Work instructions: Where a line contains the word "Islamic", copy that line in full.

>> START Material for this exercise

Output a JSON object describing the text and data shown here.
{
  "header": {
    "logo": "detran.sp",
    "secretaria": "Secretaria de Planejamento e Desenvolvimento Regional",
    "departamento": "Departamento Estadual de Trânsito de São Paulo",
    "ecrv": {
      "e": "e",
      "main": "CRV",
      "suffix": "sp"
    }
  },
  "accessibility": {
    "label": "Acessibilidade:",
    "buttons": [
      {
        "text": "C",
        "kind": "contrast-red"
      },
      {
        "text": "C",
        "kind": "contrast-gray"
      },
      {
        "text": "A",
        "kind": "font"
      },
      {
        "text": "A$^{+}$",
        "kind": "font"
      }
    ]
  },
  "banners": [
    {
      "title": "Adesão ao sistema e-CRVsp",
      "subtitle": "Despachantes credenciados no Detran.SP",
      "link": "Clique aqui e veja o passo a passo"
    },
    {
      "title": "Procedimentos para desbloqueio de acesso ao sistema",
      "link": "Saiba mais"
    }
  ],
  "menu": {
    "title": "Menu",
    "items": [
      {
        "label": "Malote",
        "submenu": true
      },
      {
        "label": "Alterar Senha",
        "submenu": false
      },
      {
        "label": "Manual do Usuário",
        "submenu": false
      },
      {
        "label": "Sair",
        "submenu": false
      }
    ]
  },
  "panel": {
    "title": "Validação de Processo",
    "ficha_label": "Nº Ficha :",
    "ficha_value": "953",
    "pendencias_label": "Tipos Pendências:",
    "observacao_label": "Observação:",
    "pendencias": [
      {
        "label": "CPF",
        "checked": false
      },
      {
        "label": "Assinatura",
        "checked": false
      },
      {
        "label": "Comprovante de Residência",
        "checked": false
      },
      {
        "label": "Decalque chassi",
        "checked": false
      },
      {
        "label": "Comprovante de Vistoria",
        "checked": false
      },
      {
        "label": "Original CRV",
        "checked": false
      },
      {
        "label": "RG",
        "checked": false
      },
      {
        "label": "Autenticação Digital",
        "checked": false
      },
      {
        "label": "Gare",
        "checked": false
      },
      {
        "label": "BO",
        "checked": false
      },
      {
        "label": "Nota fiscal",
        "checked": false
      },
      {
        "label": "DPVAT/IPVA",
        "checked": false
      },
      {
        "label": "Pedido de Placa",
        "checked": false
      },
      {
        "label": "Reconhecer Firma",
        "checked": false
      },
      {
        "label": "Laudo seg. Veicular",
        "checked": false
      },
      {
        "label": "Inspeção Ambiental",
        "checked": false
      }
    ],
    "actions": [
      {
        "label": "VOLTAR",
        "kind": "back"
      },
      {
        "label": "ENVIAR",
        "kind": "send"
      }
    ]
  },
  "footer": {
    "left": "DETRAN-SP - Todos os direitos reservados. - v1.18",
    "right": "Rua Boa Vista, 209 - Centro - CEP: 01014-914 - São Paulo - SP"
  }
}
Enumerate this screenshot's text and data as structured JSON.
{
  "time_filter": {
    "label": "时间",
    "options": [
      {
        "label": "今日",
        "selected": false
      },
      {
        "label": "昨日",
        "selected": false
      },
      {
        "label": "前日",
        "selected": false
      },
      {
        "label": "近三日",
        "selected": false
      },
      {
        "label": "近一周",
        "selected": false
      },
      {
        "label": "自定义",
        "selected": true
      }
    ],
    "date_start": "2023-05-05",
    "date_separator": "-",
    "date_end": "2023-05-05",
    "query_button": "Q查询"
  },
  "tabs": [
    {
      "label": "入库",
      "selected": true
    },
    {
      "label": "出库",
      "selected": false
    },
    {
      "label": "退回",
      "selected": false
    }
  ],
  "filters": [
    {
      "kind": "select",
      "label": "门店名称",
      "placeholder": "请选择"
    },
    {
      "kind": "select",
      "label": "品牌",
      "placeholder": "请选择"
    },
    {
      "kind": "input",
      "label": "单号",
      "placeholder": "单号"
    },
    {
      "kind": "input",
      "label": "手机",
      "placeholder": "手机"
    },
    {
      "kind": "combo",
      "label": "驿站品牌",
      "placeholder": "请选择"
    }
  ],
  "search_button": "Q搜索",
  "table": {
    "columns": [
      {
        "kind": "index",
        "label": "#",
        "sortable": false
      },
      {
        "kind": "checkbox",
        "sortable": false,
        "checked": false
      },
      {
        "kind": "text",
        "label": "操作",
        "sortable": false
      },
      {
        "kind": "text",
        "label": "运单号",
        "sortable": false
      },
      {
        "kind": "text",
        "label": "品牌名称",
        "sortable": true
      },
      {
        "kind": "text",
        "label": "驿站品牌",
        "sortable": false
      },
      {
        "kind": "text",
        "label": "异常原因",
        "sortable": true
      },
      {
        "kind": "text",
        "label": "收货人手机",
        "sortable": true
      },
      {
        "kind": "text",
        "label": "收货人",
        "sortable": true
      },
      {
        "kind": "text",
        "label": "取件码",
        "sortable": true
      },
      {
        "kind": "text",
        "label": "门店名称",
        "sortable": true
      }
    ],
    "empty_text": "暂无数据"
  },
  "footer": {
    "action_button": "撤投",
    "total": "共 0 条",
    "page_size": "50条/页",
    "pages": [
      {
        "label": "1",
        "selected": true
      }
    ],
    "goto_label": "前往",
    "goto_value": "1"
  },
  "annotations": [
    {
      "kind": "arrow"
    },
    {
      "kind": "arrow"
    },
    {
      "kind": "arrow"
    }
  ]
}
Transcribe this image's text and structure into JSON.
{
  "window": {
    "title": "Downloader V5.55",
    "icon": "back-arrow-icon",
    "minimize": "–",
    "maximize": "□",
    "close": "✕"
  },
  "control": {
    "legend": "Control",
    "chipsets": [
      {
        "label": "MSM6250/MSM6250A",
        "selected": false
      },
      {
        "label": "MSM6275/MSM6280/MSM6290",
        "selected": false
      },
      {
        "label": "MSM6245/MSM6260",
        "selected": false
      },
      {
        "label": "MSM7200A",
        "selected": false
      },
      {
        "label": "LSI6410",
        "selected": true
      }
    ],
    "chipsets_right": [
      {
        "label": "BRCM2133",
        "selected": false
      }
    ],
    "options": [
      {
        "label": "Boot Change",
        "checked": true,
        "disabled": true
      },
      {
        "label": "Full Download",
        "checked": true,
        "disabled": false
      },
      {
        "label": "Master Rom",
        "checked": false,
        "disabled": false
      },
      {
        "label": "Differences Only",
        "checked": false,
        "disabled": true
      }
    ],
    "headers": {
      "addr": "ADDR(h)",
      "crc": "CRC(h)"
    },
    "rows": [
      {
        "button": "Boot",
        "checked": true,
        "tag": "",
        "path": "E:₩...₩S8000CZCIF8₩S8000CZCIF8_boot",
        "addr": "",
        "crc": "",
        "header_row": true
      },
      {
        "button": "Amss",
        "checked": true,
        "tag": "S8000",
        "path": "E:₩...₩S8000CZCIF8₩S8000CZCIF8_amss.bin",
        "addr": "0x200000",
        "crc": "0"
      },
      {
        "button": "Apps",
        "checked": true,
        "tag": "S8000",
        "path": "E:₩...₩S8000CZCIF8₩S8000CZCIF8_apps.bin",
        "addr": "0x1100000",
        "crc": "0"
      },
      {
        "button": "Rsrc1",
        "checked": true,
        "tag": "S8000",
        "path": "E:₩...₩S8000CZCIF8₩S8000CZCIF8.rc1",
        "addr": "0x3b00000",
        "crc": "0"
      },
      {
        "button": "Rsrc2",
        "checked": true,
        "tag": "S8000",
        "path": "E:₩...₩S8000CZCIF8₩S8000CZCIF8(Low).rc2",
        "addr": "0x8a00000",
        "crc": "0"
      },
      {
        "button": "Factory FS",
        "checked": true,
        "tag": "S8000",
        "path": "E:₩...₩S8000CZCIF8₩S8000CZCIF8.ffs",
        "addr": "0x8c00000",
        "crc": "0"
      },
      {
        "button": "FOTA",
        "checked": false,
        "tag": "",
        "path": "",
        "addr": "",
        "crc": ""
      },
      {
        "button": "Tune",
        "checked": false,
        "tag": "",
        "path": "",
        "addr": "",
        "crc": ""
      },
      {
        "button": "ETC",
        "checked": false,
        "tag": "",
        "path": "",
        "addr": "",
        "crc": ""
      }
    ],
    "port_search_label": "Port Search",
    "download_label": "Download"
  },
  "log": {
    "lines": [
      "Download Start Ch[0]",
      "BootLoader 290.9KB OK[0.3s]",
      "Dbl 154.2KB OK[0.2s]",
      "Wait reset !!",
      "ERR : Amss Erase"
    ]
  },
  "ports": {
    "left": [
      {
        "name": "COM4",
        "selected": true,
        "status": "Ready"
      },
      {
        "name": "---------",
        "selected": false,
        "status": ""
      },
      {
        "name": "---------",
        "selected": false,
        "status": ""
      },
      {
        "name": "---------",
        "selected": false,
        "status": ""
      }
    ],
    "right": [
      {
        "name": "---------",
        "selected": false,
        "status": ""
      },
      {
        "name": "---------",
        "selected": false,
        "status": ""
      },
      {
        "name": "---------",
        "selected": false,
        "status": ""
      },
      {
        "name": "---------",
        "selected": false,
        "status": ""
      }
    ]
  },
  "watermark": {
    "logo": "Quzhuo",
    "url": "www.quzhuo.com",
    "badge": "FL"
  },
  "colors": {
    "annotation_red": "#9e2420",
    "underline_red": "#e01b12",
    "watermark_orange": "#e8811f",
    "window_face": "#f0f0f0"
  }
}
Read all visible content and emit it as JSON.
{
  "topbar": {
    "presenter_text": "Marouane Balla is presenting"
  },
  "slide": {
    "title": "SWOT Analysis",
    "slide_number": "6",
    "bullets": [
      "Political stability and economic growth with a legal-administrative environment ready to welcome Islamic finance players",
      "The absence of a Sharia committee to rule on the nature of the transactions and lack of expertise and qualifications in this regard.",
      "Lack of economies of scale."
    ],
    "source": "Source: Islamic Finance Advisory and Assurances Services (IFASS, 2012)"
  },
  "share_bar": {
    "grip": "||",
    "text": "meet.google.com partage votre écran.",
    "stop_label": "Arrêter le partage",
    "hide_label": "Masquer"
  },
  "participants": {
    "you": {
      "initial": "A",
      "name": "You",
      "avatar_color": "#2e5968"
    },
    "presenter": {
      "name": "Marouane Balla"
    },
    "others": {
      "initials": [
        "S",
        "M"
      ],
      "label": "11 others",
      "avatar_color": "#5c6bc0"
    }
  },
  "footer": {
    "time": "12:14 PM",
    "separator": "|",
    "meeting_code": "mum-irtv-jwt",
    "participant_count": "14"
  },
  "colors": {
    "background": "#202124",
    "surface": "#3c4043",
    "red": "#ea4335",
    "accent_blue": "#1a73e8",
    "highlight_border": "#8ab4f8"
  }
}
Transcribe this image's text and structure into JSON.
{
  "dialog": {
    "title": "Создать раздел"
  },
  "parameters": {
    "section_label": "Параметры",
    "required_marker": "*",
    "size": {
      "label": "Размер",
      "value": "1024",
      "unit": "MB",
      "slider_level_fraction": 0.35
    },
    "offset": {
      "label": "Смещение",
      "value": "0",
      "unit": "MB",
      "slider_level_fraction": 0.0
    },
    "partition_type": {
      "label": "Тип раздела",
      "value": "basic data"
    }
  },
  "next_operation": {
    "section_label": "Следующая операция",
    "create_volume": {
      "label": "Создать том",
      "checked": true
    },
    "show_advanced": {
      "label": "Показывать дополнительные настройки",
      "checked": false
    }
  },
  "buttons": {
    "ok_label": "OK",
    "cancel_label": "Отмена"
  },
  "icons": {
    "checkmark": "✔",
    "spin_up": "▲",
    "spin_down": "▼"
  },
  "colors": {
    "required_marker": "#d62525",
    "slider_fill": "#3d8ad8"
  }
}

>> END Material for this exercise

Answer to this exercise:
      "Political stability and economic growth with a legal-administrative environment ready to welcome Islamic finance players",
    "source": "Source: Islamic Finance Advisory and Assurances Services (IFASS, 2012)"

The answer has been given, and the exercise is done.